What you need to do: Pull each line holding "الأثر" out of the entries below.

Data records:
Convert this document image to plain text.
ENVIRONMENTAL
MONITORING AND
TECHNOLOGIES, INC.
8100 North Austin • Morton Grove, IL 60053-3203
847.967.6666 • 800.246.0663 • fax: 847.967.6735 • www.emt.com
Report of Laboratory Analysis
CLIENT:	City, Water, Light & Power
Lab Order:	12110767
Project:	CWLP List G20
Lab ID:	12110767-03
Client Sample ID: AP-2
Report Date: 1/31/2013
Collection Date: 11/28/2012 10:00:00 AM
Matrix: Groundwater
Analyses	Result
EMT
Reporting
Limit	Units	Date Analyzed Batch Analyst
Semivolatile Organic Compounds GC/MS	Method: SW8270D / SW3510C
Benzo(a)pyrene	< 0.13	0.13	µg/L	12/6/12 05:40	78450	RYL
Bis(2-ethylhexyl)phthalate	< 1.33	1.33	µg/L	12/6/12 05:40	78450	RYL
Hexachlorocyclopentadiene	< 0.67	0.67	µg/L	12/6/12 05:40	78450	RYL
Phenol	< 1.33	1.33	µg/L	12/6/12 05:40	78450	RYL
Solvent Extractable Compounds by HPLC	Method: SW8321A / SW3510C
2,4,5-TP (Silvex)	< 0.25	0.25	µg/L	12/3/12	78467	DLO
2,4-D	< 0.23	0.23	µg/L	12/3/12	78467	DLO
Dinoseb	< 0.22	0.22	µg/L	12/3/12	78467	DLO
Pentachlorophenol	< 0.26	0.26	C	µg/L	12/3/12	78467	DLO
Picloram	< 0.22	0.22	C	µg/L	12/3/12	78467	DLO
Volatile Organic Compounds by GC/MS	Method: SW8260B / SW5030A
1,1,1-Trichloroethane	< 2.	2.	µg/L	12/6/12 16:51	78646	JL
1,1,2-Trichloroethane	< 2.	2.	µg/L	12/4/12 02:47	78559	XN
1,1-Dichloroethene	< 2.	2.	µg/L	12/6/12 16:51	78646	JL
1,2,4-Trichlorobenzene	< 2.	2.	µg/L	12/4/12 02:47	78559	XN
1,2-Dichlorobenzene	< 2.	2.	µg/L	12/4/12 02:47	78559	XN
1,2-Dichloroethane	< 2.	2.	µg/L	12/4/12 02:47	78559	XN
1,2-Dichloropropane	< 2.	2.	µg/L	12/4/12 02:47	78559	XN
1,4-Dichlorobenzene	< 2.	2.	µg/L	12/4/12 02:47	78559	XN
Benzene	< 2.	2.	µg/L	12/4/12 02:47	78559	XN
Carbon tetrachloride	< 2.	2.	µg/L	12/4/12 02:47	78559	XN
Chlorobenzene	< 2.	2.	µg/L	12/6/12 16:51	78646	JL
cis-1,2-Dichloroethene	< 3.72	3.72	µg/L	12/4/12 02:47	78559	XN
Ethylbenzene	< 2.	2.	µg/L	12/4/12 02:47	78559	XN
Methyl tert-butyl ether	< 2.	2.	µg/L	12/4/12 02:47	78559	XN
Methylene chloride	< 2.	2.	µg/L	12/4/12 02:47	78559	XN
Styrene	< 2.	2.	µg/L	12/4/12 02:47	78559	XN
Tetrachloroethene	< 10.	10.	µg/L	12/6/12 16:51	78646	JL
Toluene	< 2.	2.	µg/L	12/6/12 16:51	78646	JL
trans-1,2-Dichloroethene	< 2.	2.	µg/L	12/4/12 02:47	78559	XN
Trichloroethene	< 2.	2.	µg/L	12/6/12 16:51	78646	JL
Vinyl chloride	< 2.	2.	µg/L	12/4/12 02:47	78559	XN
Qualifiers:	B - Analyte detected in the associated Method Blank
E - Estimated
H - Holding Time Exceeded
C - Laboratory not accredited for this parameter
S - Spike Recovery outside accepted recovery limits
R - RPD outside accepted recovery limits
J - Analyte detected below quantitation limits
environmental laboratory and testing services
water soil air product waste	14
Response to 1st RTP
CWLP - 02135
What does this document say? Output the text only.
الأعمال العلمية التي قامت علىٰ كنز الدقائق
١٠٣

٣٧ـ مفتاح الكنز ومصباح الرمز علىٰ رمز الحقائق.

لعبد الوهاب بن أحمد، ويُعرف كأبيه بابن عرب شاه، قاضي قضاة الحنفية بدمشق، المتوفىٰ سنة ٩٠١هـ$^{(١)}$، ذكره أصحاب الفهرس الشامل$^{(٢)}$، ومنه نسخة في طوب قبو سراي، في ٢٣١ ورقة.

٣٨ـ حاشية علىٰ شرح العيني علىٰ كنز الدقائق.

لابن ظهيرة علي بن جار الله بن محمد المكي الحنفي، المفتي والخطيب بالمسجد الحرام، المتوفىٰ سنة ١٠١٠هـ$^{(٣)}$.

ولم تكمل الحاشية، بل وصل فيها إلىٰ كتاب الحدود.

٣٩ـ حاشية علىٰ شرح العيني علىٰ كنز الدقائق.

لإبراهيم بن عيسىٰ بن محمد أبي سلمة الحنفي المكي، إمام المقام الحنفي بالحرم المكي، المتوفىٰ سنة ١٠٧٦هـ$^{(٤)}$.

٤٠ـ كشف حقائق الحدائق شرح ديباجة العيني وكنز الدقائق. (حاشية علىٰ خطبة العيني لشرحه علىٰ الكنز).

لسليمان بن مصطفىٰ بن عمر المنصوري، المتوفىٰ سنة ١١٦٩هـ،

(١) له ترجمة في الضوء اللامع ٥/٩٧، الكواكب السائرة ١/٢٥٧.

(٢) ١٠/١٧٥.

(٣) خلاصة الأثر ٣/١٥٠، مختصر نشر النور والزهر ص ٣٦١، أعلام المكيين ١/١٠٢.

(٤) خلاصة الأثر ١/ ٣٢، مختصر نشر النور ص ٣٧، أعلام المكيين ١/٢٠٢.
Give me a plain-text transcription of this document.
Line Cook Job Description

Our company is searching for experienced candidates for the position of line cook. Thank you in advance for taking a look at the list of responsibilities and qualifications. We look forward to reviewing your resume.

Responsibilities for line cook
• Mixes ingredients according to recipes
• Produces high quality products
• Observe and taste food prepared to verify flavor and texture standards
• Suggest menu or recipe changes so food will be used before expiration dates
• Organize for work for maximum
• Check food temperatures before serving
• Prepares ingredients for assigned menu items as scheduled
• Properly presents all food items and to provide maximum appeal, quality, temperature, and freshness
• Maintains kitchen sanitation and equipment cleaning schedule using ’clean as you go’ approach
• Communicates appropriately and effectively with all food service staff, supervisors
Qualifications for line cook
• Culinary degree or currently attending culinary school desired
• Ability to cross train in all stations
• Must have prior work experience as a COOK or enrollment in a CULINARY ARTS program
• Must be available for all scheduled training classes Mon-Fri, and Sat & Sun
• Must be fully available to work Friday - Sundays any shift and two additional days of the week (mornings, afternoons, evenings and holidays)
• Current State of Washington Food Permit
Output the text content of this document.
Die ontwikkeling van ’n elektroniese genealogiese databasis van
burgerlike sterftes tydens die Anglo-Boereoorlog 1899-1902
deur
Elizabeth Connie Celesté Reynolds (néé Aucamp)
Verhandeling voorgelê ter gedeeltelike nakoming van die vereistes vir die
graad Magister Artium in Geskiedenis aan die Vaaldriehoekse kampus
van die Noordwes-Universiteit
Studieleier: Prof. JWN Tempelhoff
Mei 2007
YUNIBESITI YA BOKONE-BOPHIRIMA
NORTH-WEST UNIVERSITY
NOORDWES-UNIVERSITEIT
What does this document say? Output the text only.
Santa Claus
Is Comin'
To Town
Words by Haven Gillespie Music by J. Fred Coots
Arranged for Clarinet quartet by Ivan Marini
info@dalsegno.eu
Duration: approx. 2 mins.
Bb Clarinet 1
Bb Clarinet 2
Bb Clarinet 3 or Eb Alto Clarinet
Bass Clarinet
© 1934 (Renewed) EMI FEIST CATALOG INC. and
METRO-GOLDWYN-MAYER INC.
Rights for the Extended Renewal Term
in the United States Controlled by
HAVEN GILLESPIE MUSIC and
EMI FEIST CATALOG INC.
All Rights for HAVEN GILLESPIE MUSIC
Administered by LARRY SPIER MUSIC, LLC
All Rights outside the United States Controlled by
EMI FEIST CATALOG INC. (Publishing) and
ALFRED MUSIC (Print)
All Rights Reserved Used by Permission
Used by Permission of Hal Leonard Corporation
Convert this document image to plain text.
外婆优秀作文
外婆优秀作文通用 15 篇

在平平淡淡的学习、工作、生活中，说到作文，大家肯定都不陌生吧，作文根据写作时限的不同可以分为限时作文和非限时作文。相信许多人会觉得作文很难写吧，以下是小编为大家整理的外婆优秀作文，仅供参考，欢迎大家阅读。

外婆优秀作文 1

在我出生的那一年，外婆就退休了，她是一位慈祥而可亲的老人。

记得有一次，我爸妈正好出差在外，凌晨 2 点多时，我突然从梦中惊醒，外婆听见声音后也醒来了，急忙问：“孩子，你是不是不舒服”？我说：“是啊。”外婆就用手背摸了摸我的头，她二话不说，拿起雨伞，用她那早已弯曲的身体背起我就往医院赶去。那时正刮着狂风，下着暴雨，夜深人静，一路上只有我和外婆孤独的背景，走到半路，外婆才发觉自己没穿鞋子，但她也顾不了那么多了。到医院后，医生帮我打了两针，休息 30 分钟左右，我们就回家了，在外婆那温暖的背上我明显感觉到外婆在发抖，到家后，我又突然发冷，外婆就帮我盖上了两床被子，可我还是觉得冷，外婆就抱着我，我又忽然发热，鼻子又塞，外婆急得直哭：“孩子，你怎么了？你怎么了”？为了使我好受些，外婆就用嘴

Result:
(٣) خلاصة الأثر ٣/١٥٠، مختصر نشر النور والزهر ص ٣٦١، أعلام المكيين ١/١٠٢.
(٤) خلاصة الأثر ١/ ٣٢، مختصر نشر النور ص ٣٧، أعلام المكيين ١/٢٠٢.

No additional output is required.